What you need to do
Below are some records. Pull every line that contains the word "követően".

Records from a data source
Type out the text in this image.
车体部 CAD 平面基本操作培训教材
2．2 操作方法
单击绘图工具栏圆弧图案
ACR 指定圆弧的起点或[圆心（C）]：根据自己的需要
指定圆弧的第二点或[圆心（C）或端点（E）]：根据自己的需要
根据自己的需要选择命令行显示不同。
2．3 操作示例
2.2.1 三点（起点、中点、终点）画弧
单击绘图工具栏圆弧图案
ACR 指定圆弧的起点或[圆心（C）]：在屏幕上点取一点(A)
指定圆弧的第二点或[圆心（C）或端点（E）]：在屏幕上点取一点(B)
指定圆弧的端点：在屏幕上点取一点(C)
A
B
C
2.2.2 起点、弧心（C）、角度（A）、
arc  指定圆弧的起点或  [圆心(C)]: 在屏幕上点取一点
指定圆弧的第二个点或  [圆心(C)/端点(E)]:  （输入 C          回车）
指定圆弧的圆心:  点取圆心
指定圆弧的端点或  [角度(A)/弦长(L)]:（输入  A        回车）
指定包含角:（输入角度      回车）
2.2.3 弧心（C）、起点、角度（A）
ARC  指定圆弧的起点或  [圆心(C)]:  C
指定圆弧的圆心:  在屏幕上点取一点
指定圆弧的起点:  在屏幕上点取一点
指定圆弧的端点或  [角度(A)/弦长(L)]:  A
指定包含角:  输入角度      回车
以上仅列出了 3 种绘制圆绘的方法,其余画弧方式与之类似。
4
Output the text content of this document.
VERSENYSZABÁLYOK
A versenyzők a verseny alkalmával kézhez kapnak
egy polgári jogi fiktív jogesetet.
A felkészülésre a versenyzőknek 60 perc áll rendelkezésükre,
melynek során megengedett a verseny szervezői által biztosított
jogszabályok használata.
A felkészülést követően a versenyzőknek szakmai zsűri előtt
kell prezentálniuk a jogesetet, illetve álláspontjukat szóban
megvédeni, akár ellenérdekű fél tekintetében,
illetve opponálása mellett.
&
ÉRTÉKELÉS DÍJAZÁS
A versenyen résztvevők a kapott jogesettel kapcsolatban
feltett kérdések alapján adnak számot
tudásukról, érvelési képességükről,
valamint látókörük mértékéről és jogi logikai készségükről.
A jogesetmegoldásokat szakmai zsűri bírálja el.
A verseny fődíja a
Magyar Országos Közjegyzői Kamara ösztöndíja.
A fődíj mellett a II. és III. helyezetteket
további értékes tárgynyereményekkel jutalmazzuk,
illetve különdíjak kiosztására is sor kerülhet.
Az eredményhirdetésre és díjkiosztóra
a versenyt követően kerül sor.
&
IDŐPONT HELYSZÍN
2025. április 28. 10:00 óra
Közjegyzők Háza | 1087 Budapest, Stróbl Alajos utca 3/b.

Answer to this problem
A felkészülést követően a versenyzőknek szakmai zsűri előtt
a versenyt követően kerül sor.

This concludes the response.